→ **Excerpt to read**
┌────────
In 2019, the highest proportion, 76,3% of women in the full-time work schedule of higher educational institutions was in the faculties of teaching and educational science. We can set that health, social care and human sciences are the most popular university and college faculties and courses between Hungarian women; two years ago the former had a female student rate of 65,7% and the latter had 64,7%. Perhaps it is not a surprise that the lowest female participation rate was recorded in the higher educational courses of computer sciences, where only 15,8% of the students were women2.

Regarding the opportunities of women having a university degree in the labour market the Hungarian journal ‘Magyar Szemle’ with the help of the Statistical Yearbook in 1938 examined the situation of women with a higher educational degree living in Budapest and wrote that:

there are 5434 women who have graduated from universities or colleges in Budapest at this time (there are 8200 in the whole country). Of the 5434 women, employed, independent, earning women are 3024, 520 have a pension, and 1290 are supported by their husband, father or brother. It is joyful that only 600 of the five and a half thousand women graduates in Budapest are unemployed. If we discount from this number those who have not been able to get a job simply because of their youth, then we have to say that a woman who has graduated from a Hungarian university or college, whether at work or in the family, is a valued and a wanted member of Hungarian society, since out of 5500 women 1300 are married and 3000 have been able to find a job (Szemle, 1938:44-51).

The journal specifically mentioned female leaders and reported important achievements in the field of education:

In Budapest, out of 12 state or municipal girls' secondary schools 6 have a female director, and 2 female teachers have the title of director without the authority of a director. In the countryside there is a total of 14 girls' grammar schools and 5 of them have female principals. Out of the 20 girls' lyceums in Hungary (Budapest 8, countryside 12) 6 have female directors. The statistics of female high school principals are upgraded by ecclesiastical or nun-led girls' schools, where men generally have difficulties to find placement’ (Szemle,1938:44-51).
└────────
→ **Exercise**
Continue the passage on Hungarian women in higher education and employment from the point where it stops.

(Extracted records)
┌────────
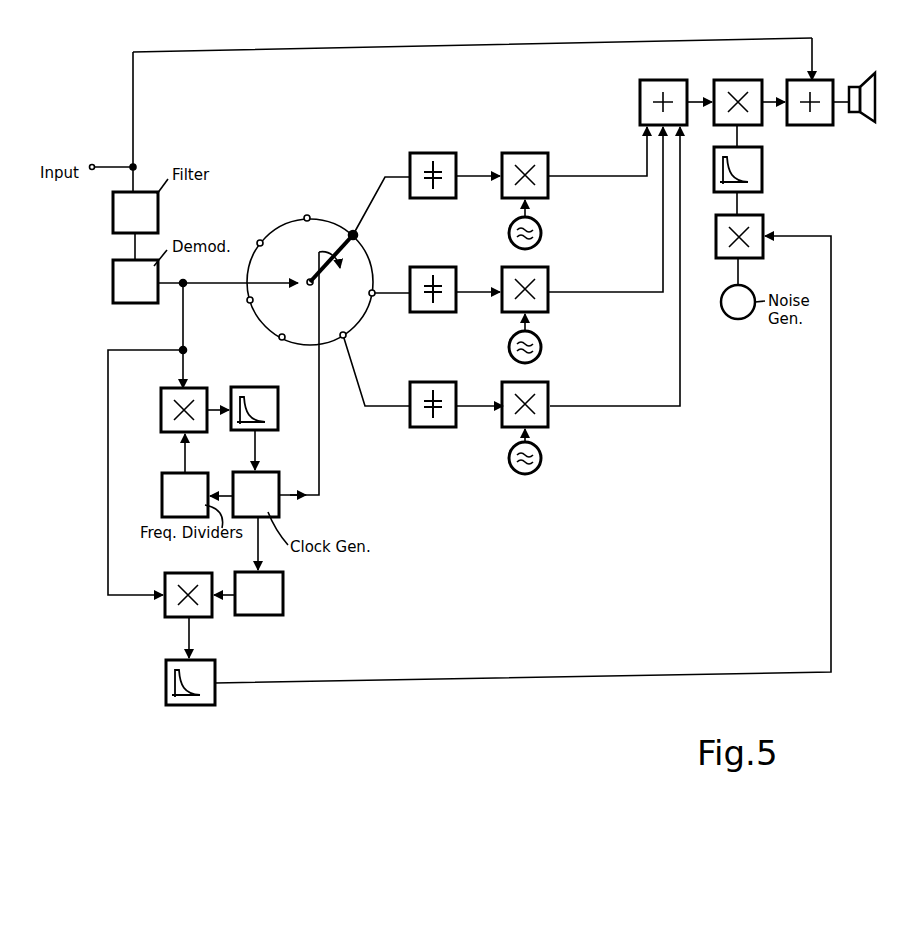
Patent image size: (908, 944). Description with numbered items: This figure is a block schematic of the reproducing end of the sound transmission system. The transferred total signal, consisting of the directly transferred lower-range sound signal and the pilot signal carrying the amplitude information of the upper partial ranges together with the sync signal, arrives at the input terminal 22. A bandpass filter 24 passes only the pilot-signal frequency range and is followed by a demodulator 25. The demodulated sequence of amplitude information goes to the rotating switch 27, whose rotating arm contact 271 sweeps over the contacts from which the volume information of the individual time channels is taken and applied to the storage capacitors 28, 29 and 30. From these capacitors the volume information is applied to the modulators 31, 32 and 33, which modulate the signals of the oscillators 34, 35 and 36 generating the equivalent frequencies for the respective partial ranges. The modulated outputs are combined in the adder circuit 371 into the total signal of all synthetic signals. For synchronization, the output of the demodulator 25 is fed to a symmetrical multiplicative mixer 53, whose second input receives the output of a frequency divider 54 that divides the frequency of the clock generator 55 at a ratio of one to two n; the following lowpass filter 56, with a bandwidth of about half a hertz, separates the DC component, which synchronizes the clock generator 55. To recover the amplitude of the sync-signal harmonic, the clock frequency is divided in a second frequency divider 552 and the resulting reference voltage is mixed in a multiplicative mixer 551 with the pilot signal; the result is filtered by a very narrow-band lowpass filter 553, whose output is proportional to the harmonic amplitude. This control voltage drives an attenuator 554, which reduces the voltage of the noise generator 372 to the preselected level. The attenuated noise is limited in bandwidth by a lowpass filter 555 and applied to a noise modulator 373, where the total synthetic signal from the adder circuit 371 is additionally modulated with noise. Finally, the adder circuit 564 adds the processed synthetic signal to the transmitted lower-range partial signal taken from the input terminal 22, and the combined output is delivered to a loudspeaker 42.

The input terminal 22 is at (96, 156).
The bandpass filter 24 is at (150, 212).
The demodulator 25 is at (140, 292).
The rotating switch 27 is at (309, 272).
The switch arm contact 271 is at (350, 229).
The storage capacitor 28 is at (433, 153).
The storage capacitor 29 is at (434, 268).
The storage capacitor 30 is at (434, 390).
The modulator 31 is at (527, 155).
The modulator 32 is at (541, 278).
The modulator 33 is at (543, 392).
The oscillator 34 is at (509, 233).
The oscillator 35 is at (509, 347).
The oscillator 36 is at (509, 458).
The adder circuit 371 is at (664, 83).
The noise modulator 373 is at (735, 84).
The adder circuit 564 is at (826, 84).
The loudspeaker 42 is at (862, 110).
The lowpass filter 555 is at (763, 168).
The attenuator 554 is at (752, 224).
The noise generator 372 is at (740, 310).
The symmetrical multiplicative mixer 53 is at (165, 410).
The lowpass filter 56 is at (271, 408).
The frequency divider 54 is at (166, 497).
The clock generator 55 is at (272, 502).
The multiplicative mixer 551 is at (188, 573).
The second frequency divider 552 is at (283, 593).
The lowpass filter 553 is at (205, 668).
└────────
→ **Final result**
Women in the labour market – then and now

In Hungary the Act VIII of 1945 granted universal, equal and secret right to vote to women and men who had reached the age of 20. The Constitution of 1949 stipulated that ‘women enjoy equal rights with men’, and this was confirmed by the constitutional amendment in 1972. In addition, from 1945 the single-earner family model essentially ceased to exist, and families could no longer survive without the earnings of women, and because of this, during the communist period women were practically forced into the world of work. At the same time, however, the communist state took a series of measures to protect the health of working women and juveniles, even pregnant mothers and their children.

The state provided 12 weeks of maternity leave for expectant mothers, there was pregnancy, maternity and after-birth support, and family allowances were also introduced. Homes were established for single mothers and their children, the network of health visitors was renewed and expanded. Institutions providing supervision of children from nursery and kindergartens to school day care centres served to relieve the burden on working women. The state helped families with public catering too. In 1967, childcare allowance was introduced to support childbearing, which allowed mothers to stay at home until the age of three, while receiving a monthly state allowance (Schmidt, 2021).

In Hungary the above-mentioned social contributions to families are still a priority of the current government. Mothers are still allowed to stay at home until the age of 3 of their children and families receive family allowance until the age of 18, child care allowance until the age of 3, or in the case of twins, until the end of the first year of compulsory schooling or in the case of chronically ill or seriously disabled child, until the age of 10, and child care fee until the age of 2, which amounts to 70% of the daily average gross earnings of a period (before birth) specified in law. Families raising three or more minor children in their households receive more benefits from the state.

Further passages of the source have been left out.